■ ENUNCIADO 1
Transcreva, sem qualquer alteração, as linhas da listagem situadas entre a que contém "svg-text:SZ-005: SZ-005 (1544, 197, 1579, 209)" e a que contém "svg-text:D: D (878, 1074, 887, 1088)", incluindo ambas.

════════════════

Hoje, no momento que essa crise toma forma, o setor de turismo está muito aquecido e nos deparamos com significativa alta nos valores dos fornecedores para esse mercado, que ficou tanto tempo em um cenário desfavorável. Então, agora, a Hurb enfrenta dificuldades para entregar as promessas realizadas e ofertadas, tal como prometido e tal como adquirido pelos consumidores.
Diante da necessidade dessa consciência e senso de responsabilidade, o mercado se depara com o caso do João Ricardo, ex-CEO da Hurb, que infelizmente não soube gerir a crise. Essa necessidade de cumprimento das ofertas, conforme dispõe a Lei do E-commerce, e também o Código de Defesa do Consumidor, é uma realidade ao qual a Hurb não pode se esquivar, já que a proposta veiculada e adquirida pelo cliente gera o contrato com obrigações para ambas as partes, tanto para o cliente quanto para Hurb.

════════════════

■ ENUNCIADO 2
Quais normas o trecho apresentado cita como fundamento da necessidade de cumprimento das ofertas?

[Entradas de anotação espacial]
════════════════

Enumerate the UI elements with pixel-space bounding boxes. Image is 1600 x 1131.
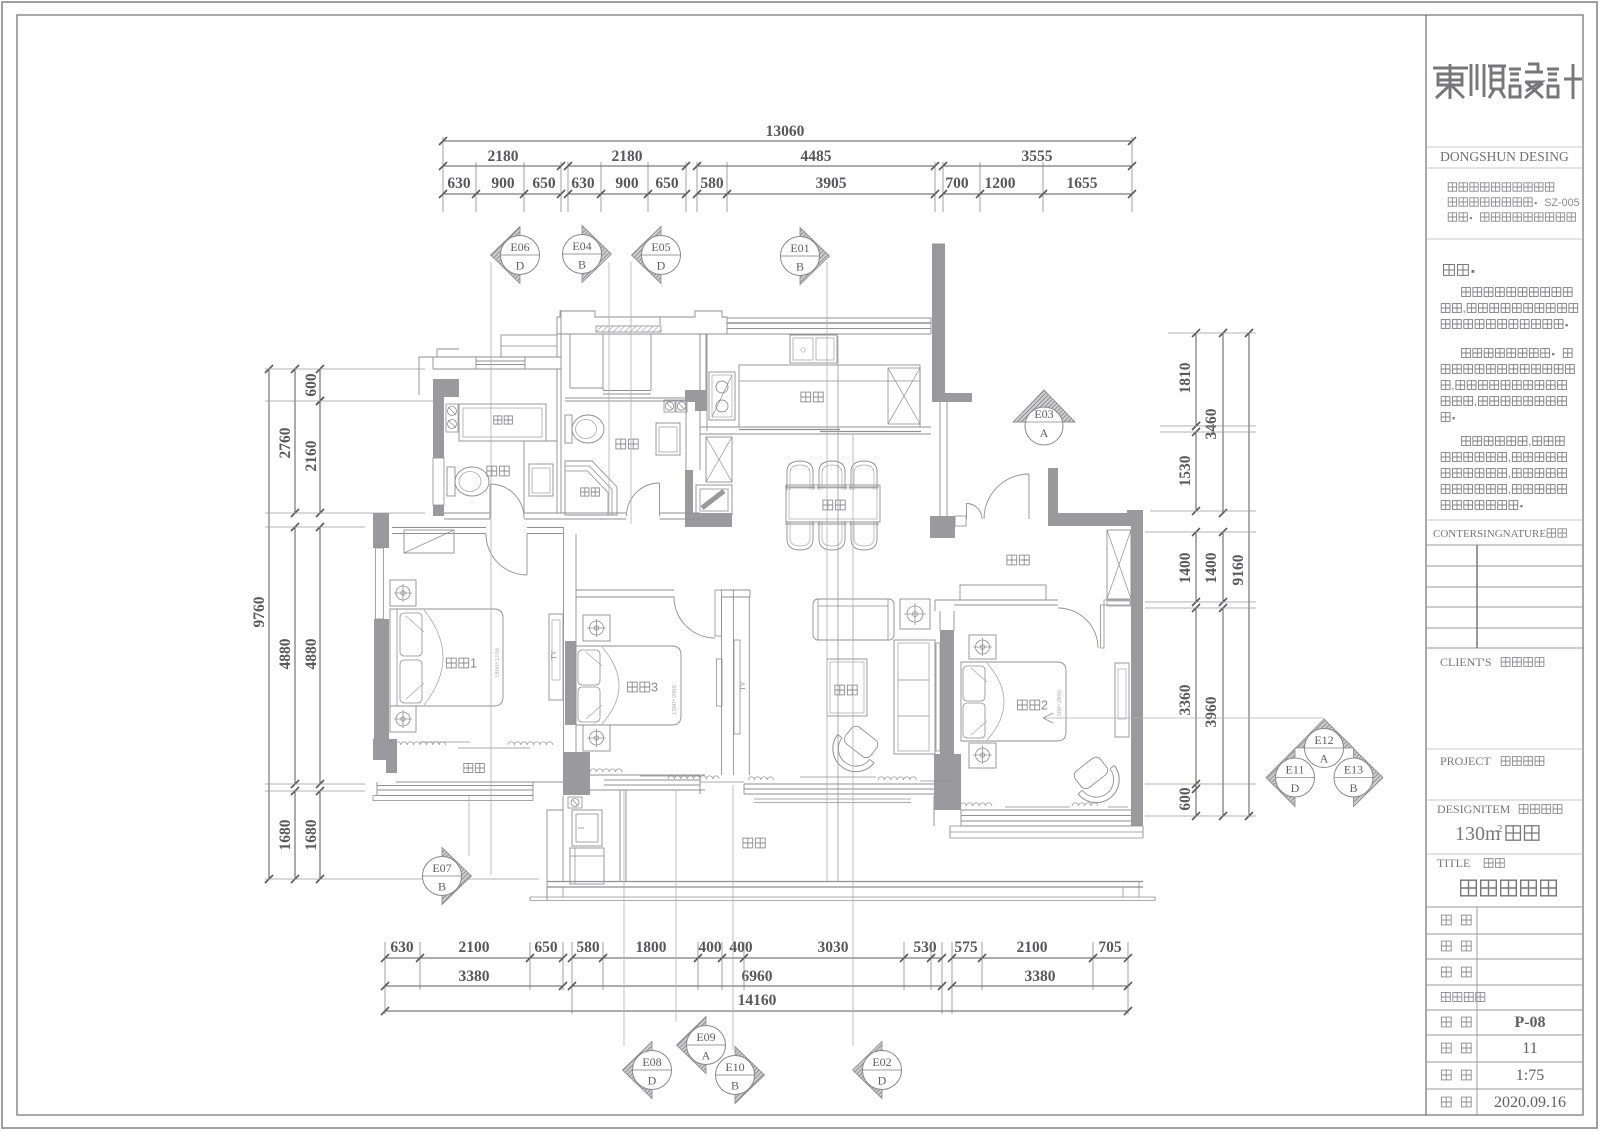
svg-text:SZ-005: SZ-005 (1544, 197, 1579, 209)
svg-text:2760: 2760 (277, 427, 294, 458)
svg-text:580: 580 (576, 939, 600, 956)
svg-text:705: 705 (1098, 939, 1122, 956)
svg-text:3360: 3360 (1177, 684, 1194, 715)
svg-text:3380: 3380 (459, 968, 490, 985)
svg-text:600: 600 (1177, 787, 1194, 811)
svg-text:900: 900 (615, 175, 639, 192)
svg-text:2020.09.16: 2020.09.16 (1494, 1094, 1566, 1111)
svg-text:E05: E05 (651, 240, 670, 254)
svg-text:E03: E03 (1034, 407, 1053, 421)
svg-text:1200: 1200 (985, 175, 1016, 192)
svg-text:2: 2 (1497, 823, 1503, 835)
svg-text:D: D (516, 259, 525, 273)
svg-text:1810: 1810 (1177, 362, 1194, 393)
svg-text:B: B (796, 260, 804, 274)
svg-text:CONTERSINGNATURE: CONTERSINGNATURE (1433, 528, 1546, 540)
svg-text:1530: 1530 (1177, 455, 1194, 486)
svg-text:2: 2 (1041, 699, 1048, 713)
svg-text:2180: 2180 (488, 148, 519, 165)
svg-text:,: , (1508, 484, 1511, 496)
svg-text:700: 700 (945, 175, 969, 192)
svg-text:4880: 4880 (303, 638, 320, 669)
svg-text:E06: E06 (510, 240, 529, 254)
svg-text:D: D (878, 1074, 887, 1088)
svg-text:14160: 14160 (738, 992, 777, 1009)
svg-text:E01: E01 (790, 241, 809, 255)
svg-text:A: A (1320, 752, 1329, 766)
svg-text:630: 630 (447, 175, 471, 192)
svg-text:1800: 1800 (636, 939, 667, 956)
svg-text:575: 575 (954, 939, 978, 956)
svg-text:3960: 3960 (1203, 696, 1220, 727)
svg-text:E02: E02 (872, 1055, 891, 1069)
svg-text:2180: 2180 (612, 148, 643, 165)
svg-text:2160: 2160 (303, 440, 320, 471)
svg-text:E07: E07 (432, 861, 451, 875)
svg-text:D: D (1291, 781, 1300, 795)
svg-text:9760: 9760 (251, 596, 268, 627)
svg-text:D: D (648, 1074, 657, 1088)
svg-text:1400: 1400 (1203, 552, 1220, 583)
svg-text:580: 580 (700, 175, 724, 192)
svg-text:PROJECT: PROJECT (1440, 754, 1491, 768)
svg-text:1500+2000: 1500+2000 (671, 685, 678, 715)
svg-text:E04: E04 (572, 239, 591, 253)
svg-text:650: 650 (655, 175, 679, 192)
svg-text:1400: 1400 (1177, 552, 1194, 583)
svg-text:130m: 130m (1455, 823, 1501, 845)
svg-text:A: A (702, 1049, 711, 1063)
svg-text:P-08: P-08 (1514, 1014, 1545, 1031)
svg-text:B: B (578, 258, 586, 272)
svg-text:650: 650 (534, 939, 558, 956)
svg-text:400: 400 (698, 939, 722, 956)
svg-text:530: 530 (913, 939, 937, 956)
svg-text:E12: E12 (1314, 733, 1333, 747)
svg-text:,: , (1451, 380, 1454, 392)
svg-text:TV: TV (550, 650, 558, 659)
svg-text:1800+2100: 1800+2100 (494, 648, 501, 678)
svg-text:3: 3 (651, 681, 658, 695)
svg-text:630: 630 (390, 939, 414, 956)
svg-text:CLIENT'S: CLIENT'S (1440, 655, 1492, 669)
svg-text:11: 11 (1522, 1040, 1537, 1057)
svg-text:3380: 3380 (1025, 968, 1056, 985)
svg-text:3555: 3555 (1022, 148, 1053, 165)
svg-text:A: A (1040, 426, 1049, 440)
svg-text:3460: 3460 (1203, 408, 1220, 439)
svg-text:B: B (731, 1079, 739, 1093)
svg-text:650: 650 (532, 175, 556, 192)
svg-text:900: 900 (491, 175, 515, 192)
svg-text:600: 600 (303, 373, 320, 397)
svg-text:13060: 13060 (766, 123, 805, 140)
svg-text:TV: TV (739, 681, 747, 690)
svg-text:3030: 3030 (818, 939, 849, 956)
svg-text:1680: 1680 (277, 819, 294, 850)
svg-text:DONGSHUN DESING: DONGSHUN DESING (1440, 149, 1569, 164)
svg-text:,: , (1528, 436, 1531, 448)
svg-text:E09: E09 (696, 1030, 715, 1044)
svg-text:1500+2000: 1500+2000 (1056, 690, 1063, 720)
svg-text:1:75: 1:75 (1516, 1067, 1544, 1084)
svg-text:630: 630 (571, 175, 595, 192)
svg-text:3905: 3905 (816, 175, 847, 192)
svg-text:B: B (1349, 781, 1357, 795)
svg-text:E08: E08 (642, 1055, 661, 1069)
svg-text:E11: E11 (1286, 763, 1305, 777)
svg-text:1680: 1680 (303, 819, 320, 850)
svg-text:2100: 2100 (1017, 939, 1048, 956)
svg-text:4880: 4880 (277, 638, 294, 669)
svg-text:B: B (438, 880, 446, 894)
svg-text:,: , (1508, 468, 1511, 480)
svg-text:6960: 6960 (742, 968, 773, 985)
svg-text:DESIGNITEM: DESIGNITEM (1437, 802, 1511, 816)
svg-text:TITLE: TITLE (1437, 856, 1470, 870)
svg-text:9160: 9160 (1230, 554, 1247, 585)
svg-text:,: , (1474, 396, 1477, 408)
svg-text:,: , (1508, 452, 1511, 464)
svg-text:2100: 2100 (459, 939, 490, 956)
svg-text:D: D (657, 259, 666, 273)
svg-text:1655: 1655 (1067, 175, 1098, 192)
svg-text:E10: E10 (725, 1060, 744, 1074)
svg-text:4485: 4485 (801, 148, 832, 165)
svg-text:E13: E13 (1344, 763, 1363, 777)
svg-text:1: 1 (470, 657, 477, 671)
svg-text:,: , (1463, 303, 1466, 315)
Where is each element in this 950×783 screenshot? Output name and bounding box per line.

════════════════

■ RESOLUÇÃO COMPLETA 1
svg-text:SZ-005: SZ-005 (1544, 197, 1579, 209)
svg-text:2760: 2760 (277, 427, 294, 458)
svg-text:580: 580 (576, 939, 600, 956)
svg-text:705: 705 (1098, 939, 1122, 956)
svg-text:3360: 3360 (1177, 684, 1194, 715)
svg-text:3380: 3380 (459, 968, 490, 985)
svg-text:600: 600 (1177, 787, 1194, 811)
svg-text:900: 900 (615, 175, 639, 192)
svg-text:2020.09.16: 2020.09.16 (1494, 1094, 1566, 1111)
svg-text:E05: E05 (651, 240, 670, 254)
svg-text:E03: E03 (1034, 407, 1053, 421)
svg-text:1200: 1200 (985, 175, 1016, 192)
svg-text:2: 2 (1497, 823, 1503, 835)
svg-text:D: D (516, 259, 525, 273)
svg-text:1810: 1810 (1177, 362, 1194, 393)
svg-text:B: B (796, 260, 804, 274)
svg-text:CONTERSINGNATURE: CONTERSINGNATURE (1433, 528, 1546, 540)
svg-text:1530: 1530 (1177, 455, 1194, 486)
svg-text:2: 2 (1041, 699, 1048, 713)
svg-text:2180: 2180 (488, 148, 519, 165)
svg-text:,: , (1508, 484, 1511, 496)
svg-text:700: 700 (945, 175, 969, 192)
svg-text:4880: 4880 (303, 638, 320, 669)
svg-text:E06: E06 (510, 240, 529, 254)
svg-text:D: D (878, 1074, 887, 1088)

■ RESOLUÇÃO COMPLETA 2
A Lei do E-commerce e o Código de Defesa do Consumidor.